## GOAL OF THE EXERCISE
Repeat all of the data precisely.
[RECORDS FOR THE EXERCISE start]
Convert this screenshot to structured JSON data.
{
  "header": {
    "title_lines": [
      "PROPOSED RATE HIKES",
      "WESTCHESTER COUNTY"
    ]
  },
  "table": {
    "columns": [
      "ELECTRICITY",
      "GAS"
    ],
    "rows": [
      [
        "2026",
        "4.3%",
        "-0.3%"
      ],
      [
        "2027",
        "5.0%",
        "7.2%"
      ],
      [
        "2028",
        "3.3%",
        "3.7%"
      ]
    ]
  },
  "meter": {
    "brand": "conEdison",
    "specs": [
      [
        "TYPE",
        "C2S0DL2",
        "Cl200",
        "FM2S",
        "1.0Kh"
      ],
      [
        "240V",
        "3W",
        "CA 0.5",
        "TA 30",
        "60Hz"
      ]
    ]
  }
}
[RECORDS FOR THE EXERCISE end]
## PROBLEM SOLUTION
Convert this screenshot to structured JSON data.
{
  "header": {
    "title_lines": [
      "PROPOSED RATE HIKES",
      "WESTCHESTER COUNTY"
    ]
  },
  "table": {
    "columns": [
      "ELECTRICITY",
      "GAS"
    ],
    "rows": [
      [
        "2026",
        "4.3%",
        "-0.3%"
      ],
      [
        "2027",
        "5.0%",
        "7.2%"
      ],
      [
        "2028",
        "3.3%",
        "3.7%"
      ]
    ]
  },
  "meter": {
    "brand": "conEdison",
    "specs": [
      [
        "TYPE",
        "C2S0DL2",
        "Cl200",
        "FM2S",
        "1.0Kh"
      ],
      [
        "240V",
        "3W",
        "CA 0.5",
        "TA 30",
        "60Hz"
      ]
    ]
  }
}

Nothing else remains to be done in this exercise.